> **Exercise data**
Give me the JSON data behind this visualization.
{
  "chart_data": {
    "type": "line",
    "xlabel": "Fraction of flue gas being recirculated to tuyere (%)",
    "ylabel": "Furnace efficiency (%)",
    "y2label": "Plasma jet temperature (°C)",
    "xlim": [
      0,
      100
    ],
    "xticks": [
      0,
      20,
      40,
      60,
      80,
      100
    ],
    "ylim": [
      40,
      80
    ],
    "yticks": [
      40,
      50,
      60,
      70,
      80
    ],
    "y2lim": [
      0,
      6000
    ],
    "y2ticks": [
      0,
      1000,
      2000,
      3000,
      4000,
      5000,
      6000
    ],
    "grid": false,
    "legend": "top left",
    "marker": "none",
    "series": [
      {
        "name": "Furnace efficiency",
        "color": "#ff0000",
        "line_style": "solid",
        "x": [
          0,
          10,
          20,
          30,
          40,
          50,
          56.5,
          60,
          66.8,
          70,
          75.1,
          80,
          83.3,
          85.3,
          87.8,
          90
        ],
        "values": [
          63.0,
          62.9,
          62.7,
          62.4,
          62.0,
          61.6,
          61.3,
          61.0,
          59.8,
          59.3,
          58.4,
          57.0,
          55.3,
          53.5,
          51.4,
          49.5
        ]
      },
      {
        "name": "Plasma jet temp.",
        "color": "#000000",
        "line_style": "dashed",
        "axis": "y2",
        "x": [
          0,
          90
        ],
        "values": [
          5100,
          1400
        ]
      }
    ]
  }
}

> **What you should do**
Exactly as shown, repeat every record.

> **Response to the exercise**
Give me the JSON data behind this visualization.
{
  "chart_data": {
    "type": "line",
    "xlabel": "Fraction of flue gas being recirculated to tuyere (%)",
    "ylabel": "Furnace efficiency (%)",
    "y2label": "Plasma jet temperature (°C)",
    "xlim": [
      0,
      100
    ],
    "xticks": [
      0,
      20,
      40,
      60,
      80,
      100
    ],
    "ylim": [
      40,
      80
    ],
    "yticks": [
      40,
      50,
      60,
      70,
      80
    ],
    "y2lim": [
      0,
      6000
    ],
    "y2ticks": [
      0,
      1000,
      2000,
      3000,
      4000,
      5000,
      6000
    ],
    "grid": false,
    "legend": "top left",
    "marker": "none",
    "series": [
      {
        "name": "Furnace efficiency",
        "color": "#ff0000",
        "line_style": "solid",
        "x": [
          0,
          10,
          20,
          30,
          40,
          50,
          56.5,
          60,
          66.8,
          70,
          75.1,
          80,
          83.3,
          85.3,
          87.8,
          90
        ],
        "values": [
          63.0,
          62.9,
          62.7,
          62.4,
          62.0,
          61.6,
          61.3,
          61.0,
          59.8,
          59.3,
          58.4,
          57.0,
          55.3,
          53.5,
          51.4,
          49.5
        ]
      },
      {
        "name": "Plasma jet temp.",
        "color": "#000000",
        "line_style": "dashed",
        "axis": "y2",
        "x": [
          0,
          90
        ],
        "values": [
          5100,
          1400
        ]
      }
    ]
  }
}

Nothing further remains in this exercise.